### Aim
Output the records exactly as they appear, with no pictures included.

+++ Data provided +++

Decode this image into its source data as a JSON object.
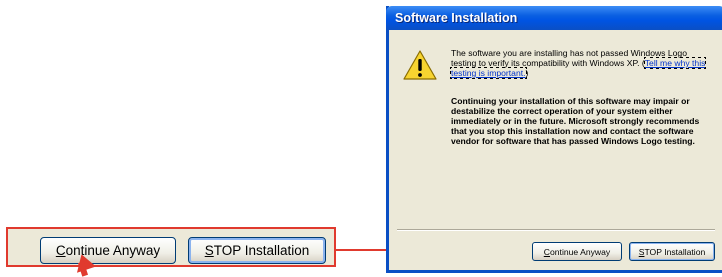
{
  "dialog": {
    "title": "Software Installation",
    "message_pre": "The software you are installing has not passed Windows Logo testing to verify its compatibility with Windows XP. (",
    "message_link": "Tell me why this testing is important.",
    "message_post": ")",
    "warning": "Continuing your installation of this software may impair or destabilize the correct operation of your system either immediately or in the future. Microsoft strongly recommends that you stop this installation now and contact the software vendor for software that has passed Windows Logo testing.",
    "icon": "warning-icon",
    "continue_mnemonic": "C",
    "continue_rest": "ontinue Anyway",
    "stop_mnemonic": "S",
    "stop_rest": "TOP Installation"
  },
  "callout": {
    "continue_mnemonic": "C",
    "continue_rest": "ontinue Anyway",
    "stop_mnemonic": "S",
    "stop_rest": "TOP Installation"
  },
  "colors": {
    "highlight": "#e03a2e",
    "titlebar": "#0054e3",
    "dialog_bg": "#ece9d8"
  }
}
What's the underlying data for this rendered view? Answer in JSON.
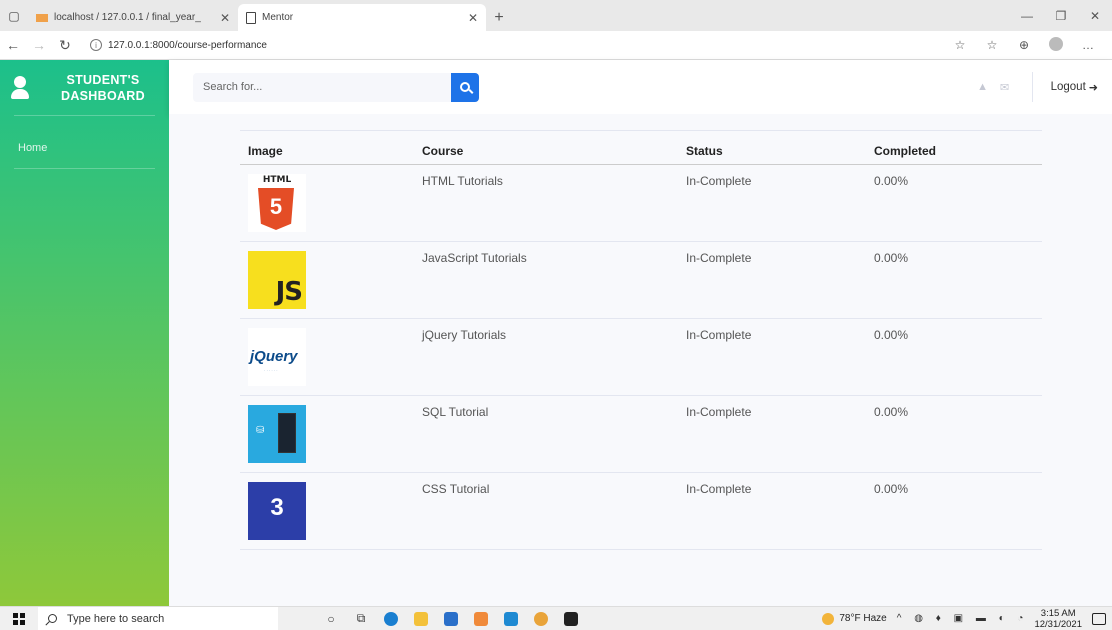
{
  "browser": {
    "tabs": [
      {
        "title": "localhost / 127.0.0.1 / final_year_",
        "active": false
      },
      {
        "title": "Mentor",
        "active": true
      }
    ],
    "url": "127.0.0.1:8000/course-performance"
  },
  "sidebar": {
    "brand_line1": "STUDENT'S",
    "brand_line2": "DASHBOARD",
    "items": [
      {
        "label": "Home"
      }
    ]
  },
  "topbar": {
    "search_placeholder": "Search for...",
    "logout_label": "Logout"
  },
  "table": {
    "headers": [
      "Image",
      "Course",
      "Status",
      "Completed"
    ],
    "rows": [
      {
        "image_text": "HTML",
        "image_icon": "html5-logo",
        "course": "HTML Tutorials",
        "status": "In-Complete",
        "completed": "0.00%"
      },
      {
        "image_text": "JS",
        "image_icon": "javascript-logo",
        "course": "JavaScript Tutorials",
        "status": "In-Complete",
        "completed": "0.00%"
      },
      {
        "image_text": "jQuery",
        "image_icon": "jquery-logo",
        "course": "jQuery Tutorials",
        "status": "In-Complete",
        "completed": "0.00%"
      },
      {
        "image_text": "",
        "image_icon": "sql-thumbnail",
        "course": "SQL Tutorial",
        "status": "In-Complete",
        "completed": "0.00%"
      },
      {
        "image_text": "",
        "image_icon": "css3-thumbnail",
        "course": "CSS Tutorial",
        "status": "In-Complete",
        "completed": "0.00%"
      }
    ]
  },
  "taskbar": {
    "search_placeholder": "Type here to search",
    "weather": "78°F Haze",
    "time": "3:15 AM",
    "date": "12/31/2021"
  },
  "colors": {
    "sidebar_top": "#1cc08b",
    "sidebar_bottom": "#8ec83a",
    "search_button": "#1e73e8"
  }
}
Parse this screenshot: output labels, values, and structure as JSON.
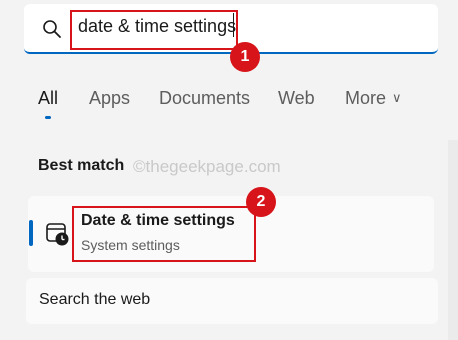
{
  "search": {
    "query": "date & time settings",
    "icon": "search-icon"
  },
  "annotations": {
    "badge_1": "1",
    "badge_2": "2",
    "highlight_color": "#d7141a"
  },
  "tabs": [
    {
      "label": "All",
      "active": true
    },
    {
      "label": "Apps",
      "active": false
    },
    {
      "label": "Documents",
      "active": false
    },
    {
      "label": "Web",
      "active": false
    },
    {
      "label": "More",
      "active": false
    }
  ],
  "tabs_more_chevron": "∨",
  "best_match": {
    "heading": "Best match",
    "watermark": "©thegeekpage.com",
    "result": {
      "title": "Date & time settings",
      "subtitle": "System settings",
      "icon": "date-time-settings-icon"
    }
  },
  "web_section": {
    "label": "Search the web"
  },
  "colors": {
    "accent": "#0067c0",
    "background": "#f3f3f3"
  }
}
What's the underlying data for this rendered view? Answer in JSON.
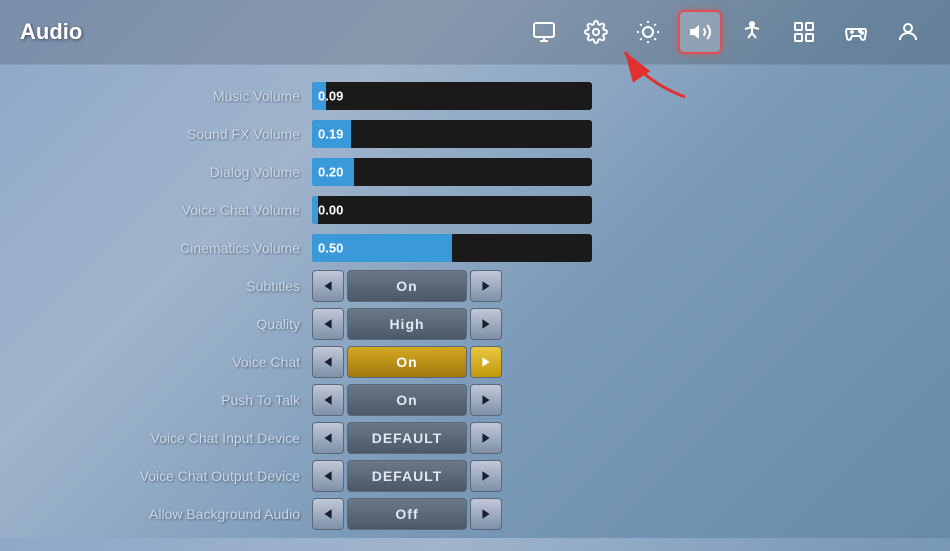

+++

### Exercise answer
Decode this image into its source data as a JSON object.
{
  "dialog": {
    "title": "Software Installation",
    "message_pre": "The software you are installing has not passed Windows Logo testing to verify its compatibility with Windows XP. (",
    "message_link": "Tell me why this testing is important.",
    "message_post": ")",
    "warning": "Continuing your installation of this software may impair or destabilize the correct operation of your system either immediately or in the future. Microsoft strongly recommends that you stop this installation now and contact the software vendor for software that has passed Windows Logo testing.",
    "icon": "warning-icon",
    "continue_mnemonic": "C",
    "continue_rest": "ontinue Anyway",
    "stop_mnemonic": "S",
    "stop_rest": "TOP Installation"
  },
  "callout": {
    "continue_mnemonic": "C",
    "continue_rest": "ontinue Anyway",
    "stop_mnemonic": "S",
    "stop_rest": "TOP Installation"
  },
  "colors": {
    "highlight": "#e03a2e",
    "titlebar": "#0054e3",
    "dialog_bg": "#ece9d8"
  }
}
What's the underlying data for this rendered view? Answer in JSON.
{
  "browser": {
    "tabs": [
      {
        "title": "localhost / 127.0.0.1 / final_year_",
        "active": false
      },
      {
        "title": "Mentor",
        "active": true
      }
    ],
    "url": "127.0.0.1:8000/course-performance"
  },
  "sidebar": {
    "brand_line1": "STUDENT'S",
    "brand_line2": "DASHBOARD",
    "items": [
      {
        "label": "Home"
      }
    ]
  },
  "topbar": {
    "search_placeholder": "Search for...",
    "logout_label": "Logout"
  },
  "table": {
    "headers": [
      "Image",
      "Course",
      "Status",
      "Completed"
    ],
    "rows": [
      {
        "image_text": "HTML",
        "image_icon": "html5-logo",
        "course": "HTML Tutorials",
        "status": "In-Complete",
        "completed": "0.00%"
      },
      {
        "image_text": "JS",
        "image_icon": "javascript-logo",
        "course": "JavaScript Tutorials",
        "status": "In-Complete",
        "completed": "0.00%"
      },
      {
        "image_text": "jQuery",
        "image_icon": "jquery-logo",
        "course": "jQuery Tutorials",
        "status": "In-Complete",
        "completed": "0.00%"
      },
      {
        "image_text": "",
        "image_icon": "sql-thumbnail",
        "course": "SQL Tutorial",
        "status": "In-Complete",
        "completed": "0.00%"
      },
      {
        "image_text": "",
        "image_icon": "css3-thumbnail",
        "course": "CSS Tutorial",
        "status": "In-Complete",
        "completed": "0.00%"
      }
    ]
  },
  "taskbar": {
    "search_placeholder": "Type here to search",
    "weather": "78°F Haze",
    "time": "3:15 AM",
    "date": "12/31/2021"
  },
  "colors": {
    "sidebar_top": "#1cc08b",
    "sidebar_bottom": "#8ec83a",
    "search_button": "#1e73e8"
  }
}
Parse this screenshot: output labels, values, and structure as JSON.
{
  "search": {
    "query": "date & time settings",
    "icon": "search-icon"
  },
  "annotations": {
    "badge_1": "1",
    "badge_2": "2",
    "highlight_color": "#d7141a"
  },
  "tabs": [
    {
      "label": "All",
      "active": true
    },
    {
      "label": "Apps",
      "active": false
    },
    {
      "label": "Documents",
      "active": false
    },
    {
      "label": "Web",
      "active": false
    },
    {
      "label": "More",
      "active": false
    }
  ],
  "tabs_more_chevron": "∨",
  "best_match": {
    "heading": "Best match",
    "watermark": "©thegeekpage.com",
    "result": {
      "title": "Date & time settings",
      "subtitle": "System settings",
      "icon": "date-time-settings-icon"
    }
  },
  "web_section": {
    "label": "Search the web"
  },
  "colors": {
    "accent": "#0067c0",
    "background": "#f3f3f3"
  }
}
What's the underlying data for this rendered view? Answer in JSON.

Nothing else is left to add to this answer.